- _Task details_: Transcribe the passage of the book commentary below, between "Death raised his" and "fucks up a bit.", inclusive.

Kubera "convinces" Sam to leave the city with him, and Yama later joins him, vowing to oppose the will of Heaven by way of steel, fire and blood. Yama brings many weapons with him, among them "...the Fountain Shield, with its spray of cyanide and dimethyl sulfoxide..." I'm a chemistry nerd, so this warmed the cockles of my heart. DMSO has some really neat properties. Any number of compounds will readily dissolve in it and the interesting part is that DMSO can penetrate the skin and thereby carry whatever has been dissolved in it directly into the body of the patient, or in the case of Yama's Fountain Shield, into the body of the victim. It's such a sharks-with-lasers-on-their-heads Rube Goldberg monstrosity of a weapon that I can't help but love it. Also, as Yama tells us that the plurality of the paranormal dictates it, because someone always has an Attribute to stand against any one weapon.

I don't really get the animosity Yama holds for Mara.  Sure, there was a little smack talk back and forth and they were on opposite sides of the conflict, but that doesn't seem to justify the depth of his hatred.

[Mara] "And the carrion god to drive your wagon!"

Death raised his left hand, palm forward.

"I promise you death, Mara," he said. "If not by the hand of Kalkin, then by my own. If not today, then another day. But it is between us also, now."

Really, Yama? You're going to swear eternal vengeance over that? I say worse to people who cut me off in traffic.

I also kind of like it that they lost, not solely because of bad luck or because they were outclassed, but also because Sam fucks up a bit.

"There are only demigods and men upon the field," said Death. "They are still testing our strength. There are very few who remember the full power of Kalkin."

Saved entries
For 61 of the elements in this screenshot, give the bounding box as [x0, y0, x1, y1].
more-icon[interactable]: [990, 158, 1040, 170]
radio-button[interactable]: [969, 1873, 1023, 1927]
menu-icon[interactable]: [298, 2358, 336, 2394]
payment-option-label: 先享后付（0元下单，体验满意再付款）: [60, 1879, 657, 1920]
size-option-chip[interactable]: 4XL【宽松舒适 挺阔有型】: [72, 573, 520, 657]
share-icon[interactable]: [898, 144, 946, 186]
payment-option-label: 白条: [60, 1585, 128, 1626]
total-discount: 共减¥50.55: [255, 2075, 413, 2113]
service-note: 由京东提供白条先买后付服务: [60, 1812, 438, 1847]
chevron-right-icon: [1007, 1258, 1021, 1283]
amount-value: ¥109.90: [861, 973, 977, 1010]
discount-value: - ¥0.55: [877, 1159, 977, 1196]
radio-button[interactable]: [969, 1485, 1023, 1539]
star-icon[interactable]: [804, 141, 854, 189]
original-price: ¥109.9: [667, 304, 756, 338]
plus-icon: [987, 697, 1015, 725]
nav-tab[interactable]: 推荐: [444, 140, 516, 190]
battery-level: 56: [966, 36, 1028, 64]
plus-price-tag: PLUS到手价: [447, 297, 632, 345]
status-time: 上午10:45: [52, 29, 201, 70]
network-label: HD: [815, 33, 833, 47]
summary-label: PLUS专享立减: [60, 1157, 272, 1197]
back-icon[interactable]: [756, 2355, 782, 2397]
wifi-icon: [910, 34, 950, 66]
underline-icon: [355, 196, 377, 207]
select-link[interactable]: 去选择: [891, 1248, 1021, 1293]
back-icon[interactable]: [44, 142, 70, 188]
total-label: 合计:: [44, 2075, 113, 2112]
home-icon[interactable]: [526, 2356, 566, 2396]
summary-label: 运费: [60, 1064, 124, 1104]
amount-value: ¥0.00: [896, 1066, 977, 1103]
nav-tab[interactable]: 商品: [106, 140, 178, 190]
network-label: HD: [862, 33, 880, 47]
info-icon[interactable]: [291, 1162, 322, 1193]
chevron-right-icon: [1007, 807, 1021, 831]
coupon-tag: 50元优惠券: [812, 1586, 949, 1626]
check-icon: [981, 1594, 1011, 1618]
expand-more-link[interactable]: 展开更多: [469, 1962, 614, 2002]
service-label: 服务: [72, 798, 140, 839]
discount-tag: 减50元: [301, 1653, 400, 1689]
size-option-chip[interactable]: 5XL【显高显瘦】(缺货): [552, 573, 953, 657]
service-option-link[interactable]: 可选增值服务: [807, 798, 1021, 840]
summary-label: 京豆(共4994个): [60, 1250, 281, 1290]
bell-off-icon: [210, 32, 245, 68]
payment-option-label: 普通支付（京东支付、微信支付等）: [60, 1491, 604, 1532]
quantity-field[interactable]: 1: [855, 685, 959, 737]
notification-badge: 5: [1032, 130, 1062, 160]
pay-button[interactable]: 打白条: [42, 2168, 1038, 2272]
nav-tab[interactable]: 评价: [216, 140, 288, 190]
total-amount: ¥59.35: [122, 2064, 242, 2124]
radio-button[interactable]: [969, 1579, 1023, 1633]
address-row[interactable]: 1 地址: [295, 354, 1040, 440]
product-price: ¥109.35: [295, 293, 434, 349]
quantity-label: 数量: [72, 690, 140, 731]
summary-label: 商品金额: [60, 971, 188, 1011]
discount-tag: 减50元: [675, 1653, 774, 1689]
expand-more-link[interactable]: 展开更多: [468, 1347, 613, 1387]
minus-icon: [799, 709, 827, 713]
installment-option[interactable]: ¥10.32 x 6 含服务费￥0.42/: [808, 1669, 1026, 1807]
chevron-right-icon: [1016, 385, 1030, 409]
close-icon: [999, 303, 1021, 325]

- _Answer section_:
Death raised his left hand, palm forward.

"I promise you death, Mara," he said. "If not by the hand of Kalkin, then by my own. If not today, then another day. But it is between us also, now."

Really, Yama? You're going to swear eternal vengeance over that? I say worse to people who cut me off in traffic.

I also kind of like it that they lost, not solely because of bad luck or because they were outclassed, but also because Sam fucks up a bit.